* What you have to do: Repeat every line below exactly, word for word.

[Raw records]
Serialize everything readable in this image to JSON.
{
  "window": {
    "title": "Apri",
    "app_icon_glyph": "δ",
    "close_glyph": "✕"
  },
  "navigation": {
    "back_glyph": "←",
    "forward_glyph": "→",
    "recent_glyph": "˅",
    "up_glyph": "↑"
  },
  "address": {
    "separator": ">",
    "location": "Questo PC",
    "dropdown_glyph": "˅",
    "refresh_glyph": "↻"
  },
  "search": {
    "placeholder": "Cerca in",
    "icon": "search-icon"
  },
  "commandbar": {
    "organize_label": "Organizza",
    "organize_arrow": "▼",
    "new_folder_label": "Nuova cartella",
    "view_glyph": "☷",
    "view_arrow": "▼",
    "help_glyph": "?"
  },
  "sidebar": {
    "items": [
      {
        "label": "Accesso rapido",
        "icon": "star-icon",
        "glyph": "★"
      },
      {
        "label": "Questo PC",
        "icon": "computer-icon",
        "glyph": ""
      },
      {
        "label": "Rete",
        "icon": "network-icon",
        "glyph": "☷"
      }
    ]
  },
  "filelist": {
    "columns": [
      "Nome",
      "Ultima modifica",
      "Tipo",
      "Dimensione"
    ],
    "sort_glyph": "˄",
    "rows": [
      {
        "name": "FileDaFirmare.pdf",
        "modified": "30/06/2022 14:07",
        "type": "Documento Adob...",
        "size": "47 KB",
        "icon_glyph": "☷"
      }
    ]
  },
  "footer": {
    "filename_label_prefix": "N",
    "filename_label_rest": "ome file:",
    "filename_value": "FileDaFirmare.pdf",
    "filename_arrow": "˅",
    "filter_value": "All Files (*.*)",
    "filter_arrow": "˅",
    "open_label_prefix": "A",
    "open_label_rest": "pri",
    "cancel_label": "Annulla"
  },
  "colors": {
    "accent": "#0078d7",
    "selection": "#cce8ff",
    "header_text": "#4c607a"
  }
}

* Task output:
Serialize everything readable in this image to JSON.
{
  "window": {
    "title": "Apri",
    "app_icon_glyph": "δ",
    "close_glyph": "✕"
  },
  "navigation": {
    "back_glyph": "←",
    "forward_glyph": "→",
    "recent_glyph": "˅",
    "up_glyph": "↑"
  },
  "address": {
    "separator": ">",
    "location": "Questo PC",
    "dropdown_glyph": "˅",
    "refresh_glyph": "↻"
  },
  "search": {
    "placeholder": "Cerca in",
    "icon": "search-icon"
  },
  "commandbar": {
    "organize_label": "Organizza",
    "organize_arrow": "▼",
    "new_folder_label": "Nuova cartella",
    "view_glyph": "☷",
    "view_arrow": "▼",
    "help_glyph": "?"
  },
  "sidebar": {
    "items": [
      {
        "label": "Accesso rapido",
        "icon": "star-icon",
        "glyph": "★"
      },
      {
        "label": "Questo PC",
        "icon": "computer-icon",
        "glyph": ""
      },
      {
        "label": "Rete",
        "icon": "network-icon",
        "glyph": "☷"
      }
    ]
  },
  "filelist": {
    "columns": [
      "Nome",
      "Ultima modifica",
      "Tipo",
      "Dimensione"
    ],
    "sort_glyph": "˄",
    "rows": [
      {
        "name": "FileDaFirmare.pdf",
        "modified": "30/06/2022 14:07",
        "type": "Documento Adob...",
        "size": "47 KB",
        "icon_glyph": "☷"
      }
    ]
  },
  "footer": {
    "filename_label_prefix": "N",
    "filename_label_rest": "ome file:",
    "filename_value": "FileDaFirmare.pdf",
    "filename_arrow": "˅",
    "filter_value": "All Files (*.*)",
    "filter_arrow": "˅",
    "open_label_prefix": "A",
    "open_label_rest": "pri",
    "cancel_label": "Annulla"
  },
  "colors": {
    "accent": "#0078d7",
    "selection": "#cce8ff",
    "header_text": "#4c607a"
  }
}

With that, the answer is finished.